### [Task to complete]
Determine the number of lines containing the word "this". Reply with it and nothing else.

### [Dataset extract]
● ● ●

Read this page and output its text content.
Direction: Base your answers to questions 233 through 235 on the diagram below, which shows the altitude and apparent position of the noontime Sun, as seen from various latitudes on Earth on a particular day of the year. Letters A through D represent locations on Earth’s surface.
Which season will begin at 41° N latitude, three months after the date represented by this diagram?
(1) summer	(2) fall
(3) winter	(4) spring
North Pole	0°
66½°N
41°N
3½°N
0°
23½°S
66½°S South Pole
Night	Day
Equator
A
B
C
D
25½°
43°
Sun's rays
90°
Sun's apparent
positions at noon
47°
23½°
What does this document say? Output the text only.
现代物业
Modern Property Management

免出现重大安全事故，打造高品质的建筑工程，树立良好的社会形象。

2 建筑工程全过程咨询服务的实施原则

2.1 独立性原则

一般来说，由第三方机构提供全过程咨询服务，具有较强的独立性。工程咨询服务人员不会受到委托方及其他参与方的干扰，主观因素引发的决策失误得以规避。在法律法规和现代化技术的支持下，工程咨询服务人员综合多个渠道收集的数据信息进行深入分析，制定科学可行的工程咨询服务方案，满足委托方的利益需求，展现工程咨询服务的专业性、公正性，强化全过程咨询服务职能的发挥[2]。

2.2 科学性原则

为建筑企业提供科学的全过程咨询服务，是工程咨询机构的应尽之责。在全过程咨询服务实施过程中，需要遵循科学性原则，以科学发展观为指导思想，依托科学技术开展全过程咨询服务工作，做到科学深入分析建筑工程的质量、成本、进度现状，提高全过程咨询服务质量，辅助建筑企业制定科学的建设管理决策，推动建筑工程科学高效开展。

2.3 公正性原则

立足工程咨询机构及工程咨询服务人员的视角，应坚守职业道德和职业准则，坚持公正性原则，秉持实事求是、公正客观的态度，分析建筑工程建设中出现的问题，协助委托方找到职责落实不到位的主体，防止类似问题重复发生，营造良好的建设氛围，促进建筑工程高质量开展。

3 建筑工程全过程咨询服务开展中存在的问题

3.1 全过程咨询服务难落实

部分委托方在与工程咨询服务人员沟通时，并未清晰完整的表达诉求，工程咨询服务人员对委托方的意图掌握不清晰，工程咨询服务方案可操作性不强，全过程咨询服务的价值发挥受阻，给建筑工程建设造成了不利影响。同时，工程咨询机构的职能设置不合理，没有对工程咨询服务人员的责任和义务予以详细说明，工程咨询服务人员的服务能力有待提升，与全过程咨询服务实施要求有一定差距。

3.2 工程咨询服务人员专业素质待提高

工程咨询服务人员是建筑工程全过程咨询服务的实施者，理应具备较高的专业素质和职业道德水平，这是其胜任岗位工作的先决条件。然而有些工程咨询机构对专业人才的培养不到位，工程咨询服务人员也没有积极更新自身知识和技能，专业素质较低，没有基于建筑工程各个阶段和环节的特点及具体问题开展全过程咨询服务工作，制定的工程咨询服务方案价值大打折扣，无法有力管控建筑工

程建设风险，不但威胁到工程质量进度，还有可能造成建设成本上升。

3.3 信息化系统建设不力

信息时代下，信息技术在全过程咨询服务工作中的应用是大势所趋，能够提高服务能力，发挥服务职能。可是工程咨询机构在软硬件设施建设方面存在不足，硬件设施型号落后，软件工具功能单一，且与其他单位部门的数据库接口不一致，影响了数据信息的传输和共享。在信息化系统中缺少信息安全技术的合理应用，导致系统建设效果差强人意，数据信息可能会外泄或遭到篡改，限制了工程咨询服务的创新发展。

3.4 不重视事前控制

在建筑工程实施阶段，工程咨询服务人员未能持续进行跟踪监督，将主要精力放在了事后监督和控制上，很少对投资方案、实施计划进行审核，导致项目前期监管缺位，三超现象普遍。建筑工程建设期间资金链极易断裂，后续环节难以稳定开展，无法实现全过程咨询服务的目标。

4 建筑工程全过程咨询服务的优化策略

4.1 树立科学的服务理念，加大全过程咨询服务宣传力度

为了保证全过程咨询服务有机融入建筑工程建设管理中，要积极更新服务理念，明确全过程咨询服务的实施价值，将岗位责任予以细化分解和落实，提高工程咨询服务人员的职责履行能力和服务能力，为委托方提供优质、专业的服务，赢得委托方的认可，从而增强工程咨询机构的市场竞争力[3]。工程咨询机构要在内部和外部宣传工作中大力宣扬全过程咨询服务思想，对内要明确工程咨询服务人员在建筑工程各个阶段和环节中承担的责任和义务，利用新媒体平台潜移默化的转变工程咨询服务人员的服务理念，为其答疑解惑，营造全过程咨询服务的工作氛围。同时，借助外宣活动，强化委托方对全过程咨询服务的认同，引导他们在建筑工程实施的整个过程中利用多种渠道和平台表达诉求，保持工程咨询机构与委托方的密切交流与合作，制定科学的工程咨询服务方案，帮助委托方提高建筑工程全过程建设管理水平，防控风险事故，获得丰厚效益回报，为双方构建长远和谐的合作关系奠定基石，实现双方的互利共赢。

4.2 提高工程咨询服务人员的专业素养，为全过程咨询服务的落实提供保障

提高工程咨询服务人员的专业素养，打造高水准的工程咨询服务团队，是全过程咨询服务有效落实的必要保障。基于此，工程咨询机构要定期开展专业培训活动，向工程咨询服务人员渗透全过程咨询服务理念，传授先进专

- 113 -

● ● ●

### [Task solution]
3